## SHORT PROBLEM
Copy the data verbatim, from its first line through the line that contains "706, 569, 728]".
= = = = =
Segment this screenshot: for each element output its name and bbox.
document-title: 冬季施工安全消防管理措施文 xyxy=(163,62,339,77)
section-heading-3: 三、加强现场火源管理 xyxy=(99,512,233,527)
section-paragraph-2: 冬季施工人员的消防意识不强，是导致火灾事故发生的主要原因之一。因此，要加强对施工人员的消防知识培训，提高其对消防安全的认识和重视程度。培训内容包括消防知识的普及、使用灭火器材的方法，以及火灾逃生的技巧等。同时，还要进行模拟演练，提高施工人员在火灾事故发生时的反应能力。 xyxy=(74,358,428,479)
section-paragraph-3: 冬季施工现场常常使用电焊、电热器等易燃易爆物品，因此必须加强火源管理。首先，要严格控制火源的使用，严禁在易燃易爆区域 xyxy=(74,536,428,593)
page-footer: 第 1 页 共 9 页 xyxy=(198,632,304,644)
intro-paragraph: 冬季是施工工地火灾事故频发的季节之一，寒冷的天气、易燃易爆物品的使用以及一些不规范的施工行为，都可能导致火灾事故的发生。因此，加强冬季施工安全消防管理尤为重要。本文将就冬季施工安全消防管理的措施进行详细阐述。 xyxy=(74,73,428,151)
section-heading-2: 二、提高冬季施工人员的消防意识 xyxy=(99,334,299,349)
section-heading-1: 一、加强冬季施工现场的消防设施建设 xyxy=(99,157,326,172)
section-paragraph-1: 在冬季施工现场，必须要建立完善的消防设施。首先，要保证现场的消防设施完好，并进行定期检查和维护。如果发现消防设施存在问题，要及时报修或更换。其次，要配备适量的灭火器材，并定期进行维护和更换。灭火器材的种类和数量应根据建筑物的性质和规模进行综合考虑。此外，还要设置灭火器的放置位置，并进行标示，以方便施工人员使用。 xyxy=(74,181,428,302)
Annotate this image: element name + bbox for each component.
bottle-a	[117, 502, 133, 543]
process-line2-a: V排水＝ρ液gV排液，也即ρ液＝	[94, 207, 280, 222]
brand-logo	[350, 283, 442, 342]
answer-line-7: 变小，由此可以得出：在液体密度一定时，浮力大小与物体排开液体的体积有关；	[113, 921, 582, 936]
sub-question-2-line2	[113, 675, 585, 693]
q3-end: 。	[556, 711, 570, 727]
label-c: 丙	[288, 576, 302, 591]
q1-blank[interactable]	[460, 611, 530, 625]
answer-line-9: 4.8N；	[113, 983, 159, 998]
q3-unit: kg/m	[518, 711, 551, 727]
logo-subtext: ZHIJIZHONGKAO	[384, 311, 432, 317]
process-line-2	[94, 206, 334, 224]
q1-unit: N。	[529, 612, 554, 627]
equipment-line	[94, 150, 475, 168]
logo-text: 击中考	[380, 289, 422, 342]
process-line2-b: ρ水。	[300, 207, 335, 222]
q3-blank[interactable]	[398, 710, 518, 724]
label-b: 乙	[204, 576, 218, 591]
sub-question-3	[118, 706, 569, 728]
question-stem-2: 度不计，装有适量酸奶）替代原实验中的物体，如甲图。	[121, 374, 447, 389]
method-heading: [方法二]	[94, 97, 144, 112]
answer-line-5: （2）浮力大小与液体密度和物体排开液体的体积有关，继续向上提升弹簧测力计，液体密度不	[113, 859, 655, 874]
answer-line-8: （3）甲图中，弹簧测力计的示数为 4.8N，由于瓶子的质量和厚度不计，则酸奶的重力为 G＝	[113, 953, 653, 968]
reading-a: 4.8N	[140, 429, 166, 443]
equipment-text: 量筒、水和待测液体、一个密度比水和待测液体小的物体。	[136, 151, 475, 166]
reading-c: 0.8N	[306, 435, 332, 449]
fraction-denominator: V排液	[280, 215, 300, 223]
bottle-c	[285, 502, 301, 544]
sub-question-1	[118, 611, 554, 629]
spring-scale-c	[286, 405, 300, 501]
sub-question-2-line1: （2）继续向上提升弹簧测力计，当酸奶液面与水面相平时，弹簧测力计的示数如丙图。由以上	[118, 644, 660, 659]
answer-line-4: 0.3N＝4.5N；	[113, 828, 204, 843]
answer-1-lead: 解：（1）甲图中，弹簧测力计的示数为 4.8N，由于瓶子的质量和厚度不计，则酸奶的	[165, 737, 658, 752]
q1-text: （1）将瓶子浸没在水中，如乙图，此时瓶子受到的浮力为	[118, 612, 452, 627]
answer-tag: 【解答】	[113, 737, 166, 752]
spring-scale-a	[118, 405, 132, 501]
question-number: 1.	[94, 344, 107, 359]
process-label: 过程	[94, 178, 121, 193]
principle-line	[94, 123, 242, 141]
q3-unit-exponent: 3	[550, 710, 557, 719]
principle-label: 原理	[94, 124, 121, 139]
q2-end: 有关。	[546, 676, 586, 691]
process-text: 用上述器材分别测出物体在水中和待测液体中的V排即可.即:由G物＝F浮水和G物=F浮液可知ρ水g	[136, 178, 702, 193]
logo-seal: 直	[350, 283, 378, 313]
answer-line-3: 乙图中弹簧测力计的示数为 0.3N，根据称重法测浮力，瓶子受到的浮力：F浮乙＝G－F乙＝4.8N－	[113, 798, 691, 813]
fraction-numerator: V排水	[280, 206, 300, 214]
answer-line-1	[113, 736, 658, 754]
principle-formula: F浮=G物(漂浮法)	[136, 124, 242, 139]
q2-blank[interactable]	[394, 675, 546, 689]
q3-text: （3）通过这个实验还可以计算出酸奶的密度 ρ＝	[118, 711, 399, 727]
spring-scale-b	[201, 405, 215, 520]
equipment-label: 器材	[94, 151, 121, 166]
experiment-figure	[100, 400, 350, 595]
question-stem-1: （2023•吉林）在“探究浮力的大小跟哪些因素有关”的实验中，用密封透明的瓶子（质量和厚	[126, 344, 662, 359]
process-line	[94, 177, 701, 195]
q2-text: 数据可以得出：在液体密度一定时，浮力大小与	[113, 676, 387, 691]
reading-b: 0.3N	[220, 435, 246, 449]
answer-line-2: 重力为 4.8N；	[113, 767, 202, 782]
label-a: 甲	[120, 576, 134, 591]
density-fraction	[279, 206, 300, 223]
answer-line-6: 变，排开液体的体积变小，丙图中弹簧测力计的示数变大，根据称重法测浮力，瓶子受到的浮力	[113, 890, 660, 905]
= = = = =
## WRITTEN ANSWER
Segment this screenshot: for each element output its name and bbox.
document-title: 冬季施工安全消防管理措施文 xyxy=(163,62,339,77)
section-heading-3: 三、加强现场火源管理 xyxy=(99,512,233,527)
section-paragraph-2: 冬季施工人员的消防意识不强，是导致火灾事故发生的主要原因之一。因此，要加强对施工人员的消防知识培训，提高其对消防安全的认识和重视程度。培训内容包括消防知识的普及、使用灭火器材的方法，以及火灾逃生的技巧等。同时，还要进行模拟演练，提高施工人员在火灾事故发生时的反应能力。 xyxy=(74,358,428,479)
section-paragraph-3: 冬季施工现场常常使用电焊、电热器等易燃易爆物品，因此必须加强火源管理。首先，要严格控制火源的使用，严禁在易燃易爆区域 xyxy=(74,536,428,593)
page-footer: 第 1 页 共 9 页 xyxy=(198,632,304,644)
intro-paragraph: 冬季是施工工地火灾事故频发的季节之一，寒冷的天气、易燃易爆物品的使用以及一些不规范的施工行为，都可能导致火灾事故的发生。因此，加强冬季施工安全消防管理尤为重要。本文将就冬季施工安全消防管理的措施进行详细阐述。 xyxy=(74,73,428,151)
section-heading-2: 二、提高冬季施工人员的消防意识 xyxy=(99,334,299,349)
section-heading-1: 一、加强冬季施工现场的消防设施建设 xyxy=(99,157,326,172)
section-paragraph-1: 在冬季施工现场，必须要建立完善的消防设施。首先，要保证现场的消防设施完好，并进行定期检查和维护。如果发现消防设施存在问题，要及时报修或更换。其次，要配备适量的灭火器材，并定期进行维护和更换。灭火器材的种类和数量应根据建筑物的性质和规模进行综合考虑。此外，还要设置灭火器的放置位置，并进行标示，以方便施工人员使用。 xyxy=(74,181,428,302)
Annotate this image: element name + bbox for each component.
bottle-a	[117, 502, 133, 543]
process-line2-a: V排水＝ρ液gV排液，也即ρ液＝	[94, 207, 280, 222]
brand-logo	[350, 283, 442, 342]
answer-line-7: 变小，由此可以得出：在液体密度一定时，浮力大小与物体排开液体的体积有关；	[113, 921, 582, 936]
sub-question-2-line2	[113, 675, 585, 693]
q3-end: 。	[556, 711, 570, 727]
label-c: 丙	[288, 576, 302, 591]
q1-blank[interactable]	[460, 611, 530, 625]
answer-line-9: 4.8N；	[113, 983, 159, 998]
q3-unit: kg/m	[518, 711, 551, 727]
logo-subtext: ZHIJIZHONGKAO	[384, 311, 432, 317]
process-line-2	[94, 206, 334, 224]
q1-unit: N。	[529, 612, 554, 627]
equipment-line	[94, 150, 475, 168]
logo-text: 击中考	[380, 289, 422, 342]
process-line2-b: ρ水。	[300, 207, 335, 222]
q3-blank[interactable]	[398, 710, 518, 724]
label-b: 乙	[204, 576, 218, 591]
sub-question-3	[118, 706, 569, 728]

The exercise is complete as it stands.